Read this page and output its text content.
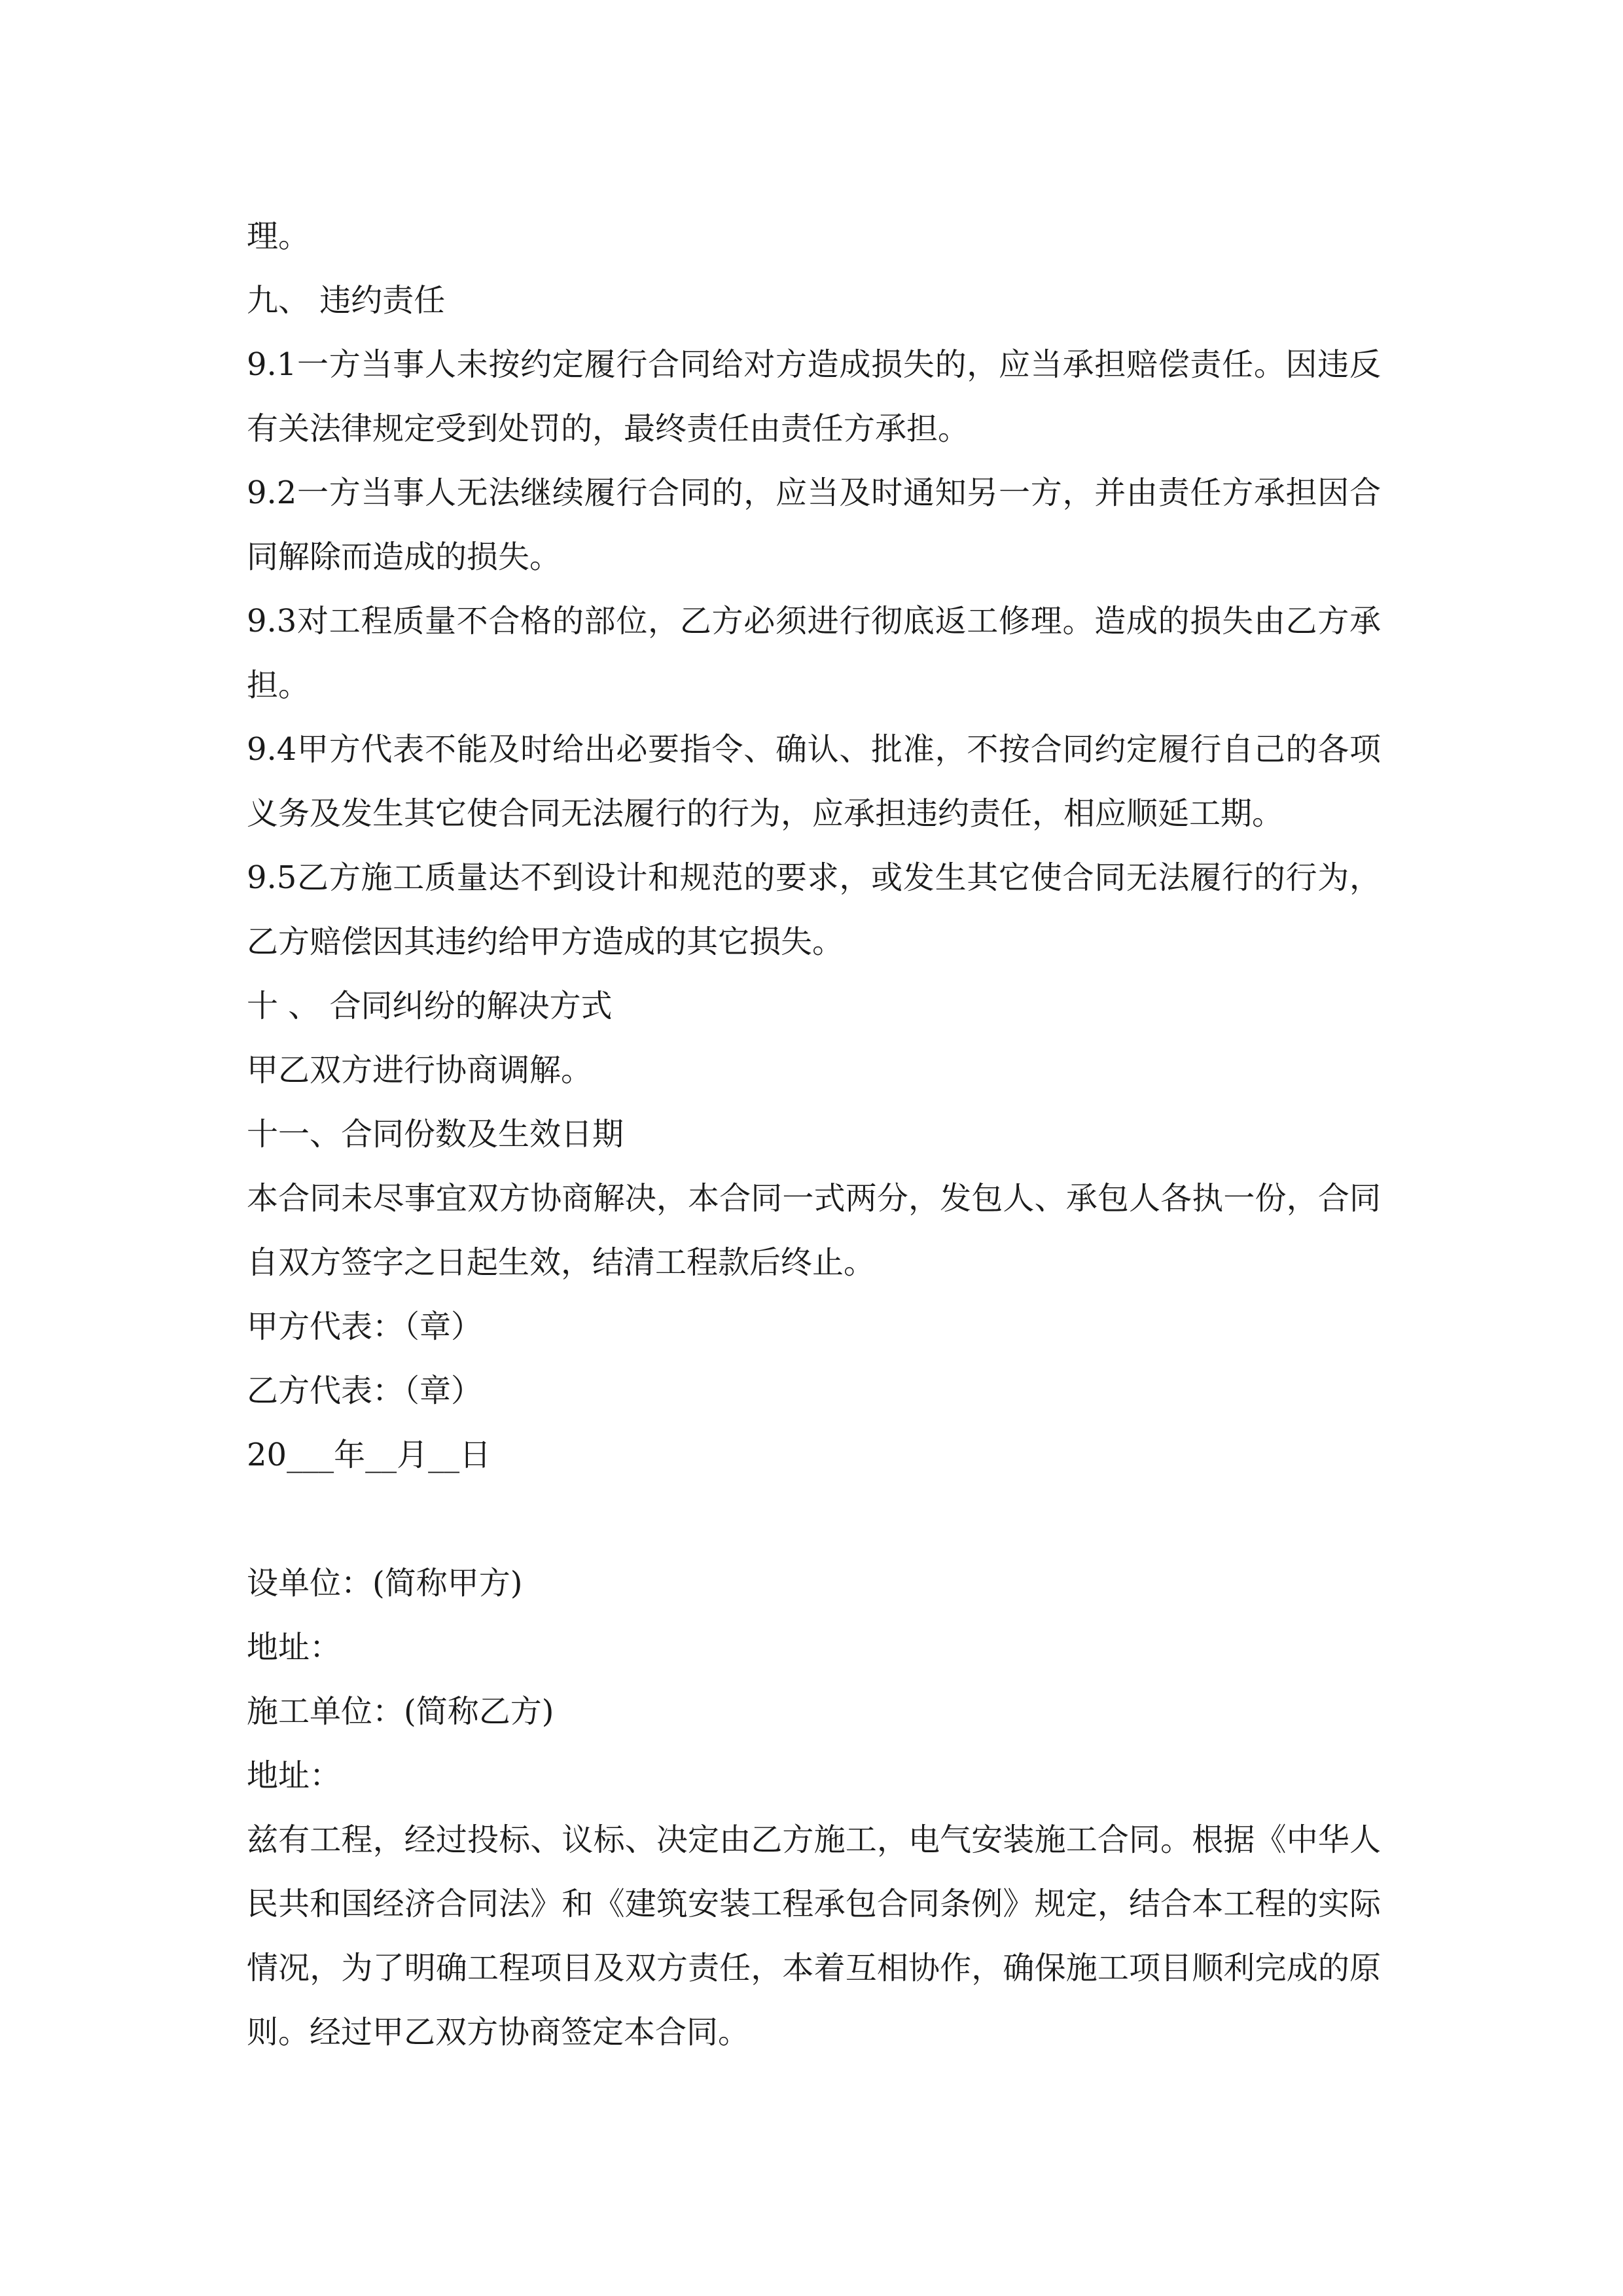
理。

九、 违约责任

9.1一方当事人未按约定履行合同给对方造成损失的，应当承担赔偿责任。因违反有关法律规定受到处罚的，最终责任由责任方承担。

9.2一方当事人无法继续履行合同的，应当及时通知另一方，并由责任方承担因合同解除而造成的损失。

9.3对工程质量不合格的部位，乙方必须进行彻底返工修理。造成的损失由乙方承担。

9.4甲方代表不能及时给出必要指令、确认、批准，不按合同约定履行自己的各项义务及发生其它使合同无法履行的行为，应承担违约责任，相应顺延工期。

9.5乙方施工质量达不到设计和规范的要求，或发生其它使合同无法履行的行为，乙方赔偿因其违约给甲方造成的其它损失。

十 、 合同纠纷的解决方式

甲乙双方进行协商调解。

十一、合同份数及生效日期

本合同未尽事宜双方协商解决，本合同一式两分，发包人、承包人各执一份，合同自双方签字之日起生效，结清工程款后终止。

甲方代表：（章）

乙方代表：（章）

20___年__月__日

设单位：(简称甲方)

地址：

施工单位：(简称乙方)

地址：

兹有工程，经过投标、议标、决定由乙方施工，电气安装施工合同。根据《中华人民共和国经济合同法》和《建筑安装工程承包合同条例》规定，结合本工程的实际情况，为了明确工程项目及双方责任，本着互相协作，确保施工项目顺利完成的原则。经过甲乙双方协商签定本合同。
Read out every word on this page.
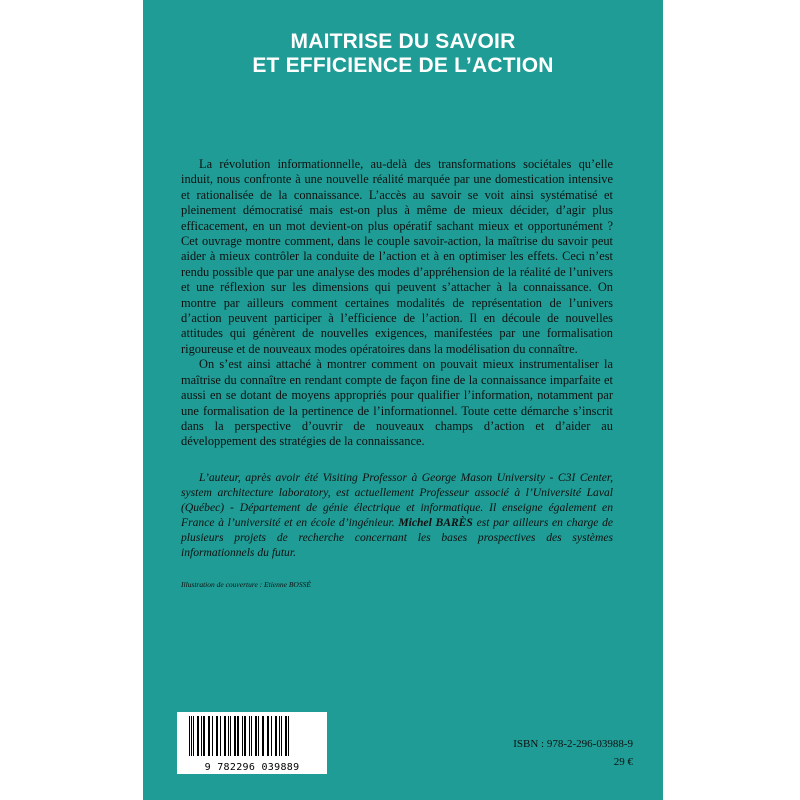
MAITRISE DU SAVOIR
ET EFFICIENCE DE L’ACTION

La révolution informationnelle, au-delà des transformations sociétales qu’elle induit, nous confronte à une nouvelle réalité marquée par une domestication intensive et rationalisée de la connaissance. L’accès au savoir se voit ainsi systématisé et pleinement démocratisé mais est-on plus à même de mieux décider, d’agir plus efficacement, en un mot devient-on plus opératif sachant mieux et opportunément ? Cet ouvrage montre comment, dans le couple savoir-action, la maîtrise du savoir peut aider à mieux contrôler la conduite de l’action et à en optimiser les effets. Ceci n’est rendu possible que par une analyse des modes d’appréhension de la réalité de l’univers et une réflexion sur les dimensions qui peuvent s’attacher à la connaissance. On montre par ailleurs comment certaines modalités de représentation de l’univers d’action peuvent participer à l’efficience de l’action. Il en découle de nouvelles attitudes qui génèrent de nouvelles exigences, manifestées par une formalisation rigoureuse et de nouveaux modes opératoires dans la modélisation du connaître.

On s’est ainsi attaché à montrer comment on pouvait mieux instrumentaliser la maîtrise du connaître en rendant compte de façon fine de la connaissance imparfaite et aussi en se dotant de moyens appropriés pour qualifier l’information, notamment par une formalisation de la pertinence de l’informationnel. Toute cette démarche s’inscrit dans la perspective d’ouvrir de nouveaux champs d’action et d’aider au développement des stratégies de la connaissance.

L’auteur, après avoir été Visiting Professor à George Mason University - C3I Center, system architecture laboratory, est actuellement Professeur associé à l’Université Laval (Québec) - Département de génie électrique et informatique. Il enseigne également en France à l’université et en école d’ingénieur. Michel BARÈS est par ailleurs en charge de plusieurs projets de recherche concernant les bases prospectives des systèmes informationnels du futur.
Illustration de couverture : Etienne BOSSÉ
9 782296 039889
ISBN : 978-2-296-03988-9
29 €
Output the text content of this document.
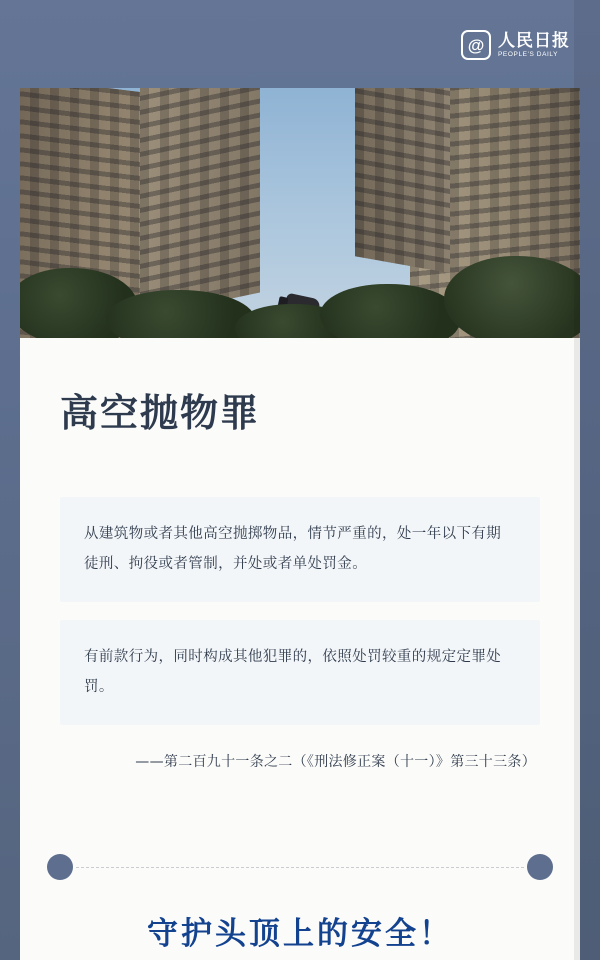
@ 人民日报
PEOPLE'S DAILY
高空抛物罪
从建筑物或者其他高空抛掷物品，情节严重的，处一年以下有期徒刑、拘役或者管制，并处或者单处罚金。
有前款行为，同时构成其他犯罪的，依照处罚较重的规定定罪处罚。
——第二百九十一条之二（《刑法修正案（十一）》第三十三条）
守护头顶上的安全！
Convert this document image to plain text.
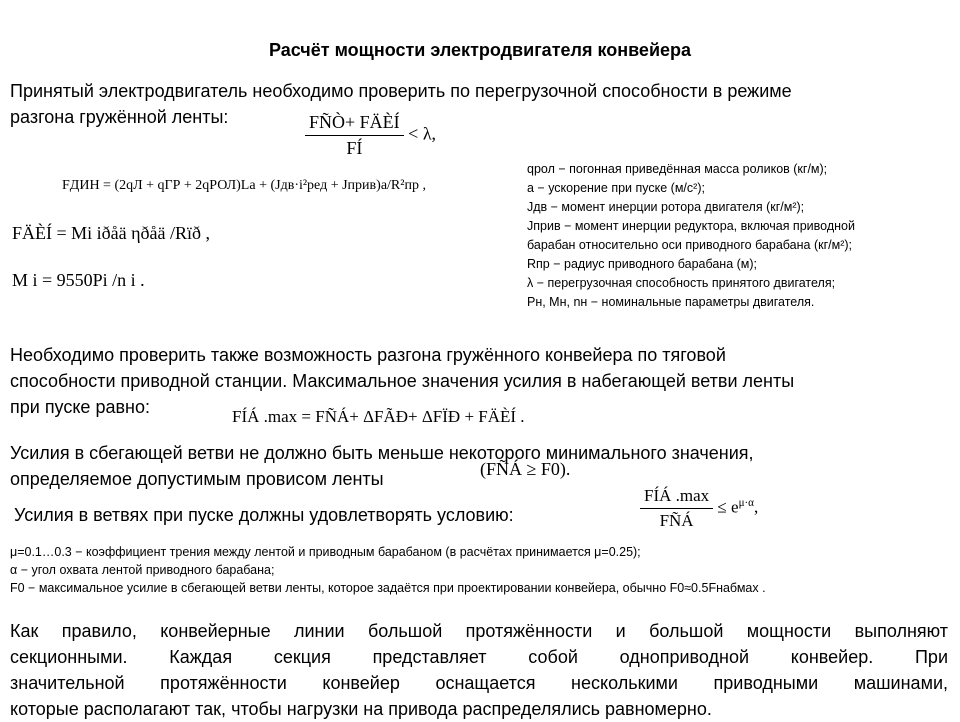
Расчёт мощности электродвигателя конвейера
Принятый электродвигатель необходимо проверить по перегрузочной способности в режиме
разгона гружённой ленты:	$\frac{\text{FÑÒ+ FÄÈÍ}}{FÍ} < \lambda$,
FДИН = (2qЛ + qГР + 2qРОЛ)La + (Jдв·i²ред + Jприв)a/R²пр ,
FÄÈÍ = Mi iðåä ηðåä /Rïð ,
M i = 9550Pi /n i .
qрол − погонная приведённая масса роликов (кг/м);
a − ускорение при пуске (м/с²);
Jдв − момент инерции ротора двигателя (кг/м²);
Jприв − момент инерции редуктора, включая приводной
барабан относительно оси приводного барабана (кг/м²);
Rпр − радиус приводного барабана (м);
λ − перегрузочная способность принятого двигателя;
Pн, Mн, nн − номинальные параметры двигателя.
Необходимо проверить также возможность разгона гружённого конвейера по тяговой
способности приводной станции. Максимальное значения усилия в набегающей ветви ленты
при пуске равно:	FÍÁ .max = FÑÁ+ ΔFÃÐ+ ΔFÏÐ + FÄÈÍ .
Усилия в сбегающей ветви не должно быть меньше некоторого минимального значения,
определяемое допустимым провисом ленты	(FÑÁ ≥ F0).
Усилия в ветвях при пуске должны удовлетворять условию:	$\frac{\text{FÍÁ .max}}{\text{FÑÁ}} \le e^{\mu\cdot\alpha}$,
μ=0.1…0.3 − коэффициент трения между лентой и приводным барабаном (в расчётах принимается μ=0.25);
α − угол охвата лентой приводного барабана;
F0 − максимальное усилие в сбегающей ветви ленты, которое задаётся при проектировании конвейера, обычно F0≈0.5Fнабмах .
Как правило, конвейерные линии большой протяжённости и большой мощности выполняют
секционными. Каждая секция представляет собой одноприводной конвейер. При
значительной протяжённости конвейер оснащается несколькими приводными машинами,
которые располагают так, чтобы нагрузки на привода распределялись равномерно.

• [Given problem]
Go through the entries above and print each one exactly, minus the pictures.

• [Solution to this problem]
Read this page and output its text content.
理。

九、 违约责任

9.1一方当事人未按约定履行合同给对方造成损失的，应当承担赔偿责任。因违反有关法律规定受到处罚的，最终责任由责任方承担。

9.2一方当事人无法继续履行合同的，应当及时通知另一方，并由责任方承担因合同解除而造成的损失。

9.3对工程质量不合格的部位，乙方必须进行彻底返工修理。造成的损失由乙方承担。

9.4甲方代表不能及时给出必要指令、确认、批准，不按合同约定履行自己的各项义务及发生其它使合同无法履行的行为，应承担违约责任，相应顺延工期。

9.5乙方施工质量达不到设计和规范的要求，或发生其它使合同无法履行的行为，乙方赔偿因其违约给甲方造成的其它损失。

十 、 合同纠纷的解决方式

甲乙双方进行协商调解。

十一、合同份数及生效日期

本合同未尽事宜双方协商解决，本合同一式两分，发包人、承包人各执一份，合同自双方签字之日起生效，结清工程款后终止。

甲方代表：（章）

乙方代表：（章）

20___年__月__日

设单位：(简称甲方)

地址：

施工单位：(简称乙方)

地址：

兹有工程，经过投标、议标、决定由乙方施工，电气安装施工合同。根据《中华人民共和国经济合同法》和《建筑安装工程承包合同条例》规定，结合本工程的实际情况，为了明确工程项目及双方责任，本着互相协作，确保施工项目顺利完成的原则。经过甲乙双方协商签定本合同。
Read out every word on this page.
MAITRISE DU SAVOIR
ET EFFICIENCE DE L’ACTION

La révolution informationnelle, au-delà des transformations sociétales qu’elle induit, nous confronte à une nouvelle réalité marquée par une domestication intensive et rationalisée de la connaissance. L’accès au savoir se voit ainsi systématisé et pleinement démocratisé mais est-on plus à même de mieux décider, d’agir plus efficacement, en un mot devient-on plus opératif sachant mieux et opportunément ? Cet ouvrage montre comment, dans le couple savoir-action, la maîtrise du savoir peut aider à mieux contrôler la conduite de l’action et à en optimiser les effets. Ceci n’est rendu possible que par une analyse des modes d’appréhension de la réalité de l’univers et une réflexion sur les dimensions qui peuvent s’attacher à la connaissance. On montre par ailleurs comment certaines modalités de représentation de l’univers d’action peuvent participer à l’efficience de l’action. Il en découle de nouvelles attitudes qui génèrent de nouvelles exigences, manifestées par une formalisation rigoureuse et de nouveaux modes opératoires dans la modélisation du connaître.

On s’est ainsi attaché à montrer comment on pouvait mieux instrumentaliser la maîtrise du connaître en rendant compte de façon fine de la connaissance imparfaite et aussi en se dotant de moyens appropriés pour qualifier l’information, notamment par une formalisation de la pertinence de l’informationnel. Toute cette démarche s’inscrit dans la perspective d’ouvrir de nouveaux champs d’action et d’aider au développement des stratégies de la connaissance.

L’auteur, après avoir été Visiting Professor à George Mason University - C3I Center, system architecture laboratory, est actuellement Professeur associé à l’Université Laval (Québec) - Département de génie électrique et informatique. Il enseigne également en France à l’université et en école d’ingénieur. Michel BARÈS est par ailleurs en charge de plusieurs projets de recherche concernant les bases prospectives des systèmes informationnels du futur.
Illustration de couverture : Etienne BOSSÉ
9 782296 039889
ISBN : 978-2-296-03988-9
29 €
Output the text content of this document.
@ 人民日报
PEOPLE'S DAILY
高空抛物罪
从建筑物或者其他高空抛掷物品，情节严重的，处一年以下有期徒刑、拘役或者管制，并处或者单处罚金。
有前款行为，同时构成其他犯罪的，依照处罚较重的规定定罪处罚。
——第二百九十一条之二（《刑法修正案（十一）》第三十三条）
守护头顶上的安全！
Convert this document image to plain text.
Расчёт мощности электродвигателя конвейера
Принятый электродвигатель необходимо проверить по перегрузочной способности в режиме
разгона гружённой ленты:	$\frac{\text{FÑÒ+ FÄÈÍ}}{FÍ} < \lambda$,
FДИН = (2qЛ + qГР + 2qРОЛ)La + (Jдв·i²ред + Jприв)a/R²пр ,
FÄÈÍ = Mi iðåä ηðåä /Rïð ,
M i = 9550Pi /n i .
qрол − погонная приведённая масса роликов (кг/м);
a − ускорение при пуске (м/с²);
Jдв − момент инерции ротора двигателя (кг/м²);
Jприв − момент инерции редуктора, включая приводной
барабан относительно оси приводного барабана (кг/м²);
Rпр − радиус приводного барабана (м);
λ − перегрузочная способность принятого двигателя;
Pн, Mн, nн − номинальные параметры двигателя.
Необходимо проверить также возможность разгона гружённого конвейера по тяговой
способности приводной станции. Максимальное значения усилия в набегающей ветви ленты
при пуске равно:	FÍÁ .max = FÑÁ+ ΔFÃÐ+ ΔFÏÐ + FÄÈÍ .
Усилия в сбегающей ветви не должно быть меньше некоторого минимального значения,
определяемое допустимым провисом ленты	(FÑÁ ≥ F0).
Усилия в ветвях при пуске должны удовлетворять условию:	$\frac{\text{FÍÁ .max}}{\text{FÑÁ}} \le e^{\mu\cdot\alpha}$,
μ=0.1…0.3 − коэффициент трения между лентой и приводным барабаном (в расчётах принимается μ=0.25);
α − угол охвата лентой приводного барабана;
F0 − максимальное усилие в сбегающей ветви ленты, которое задаётся при проектировании конвейера, обычно F0≈0.5Fнабмах .
Как правило, конвейерные линии большой протяжённости и большой мощности выполняют
секционными. Каждая секция представляет собой одноприводной конвейер. При
значительной протяжённости конвейер оснащается несколькими приводными машинами,
которые располагают так, чтобы нагрузки на привода распределялись равномерно.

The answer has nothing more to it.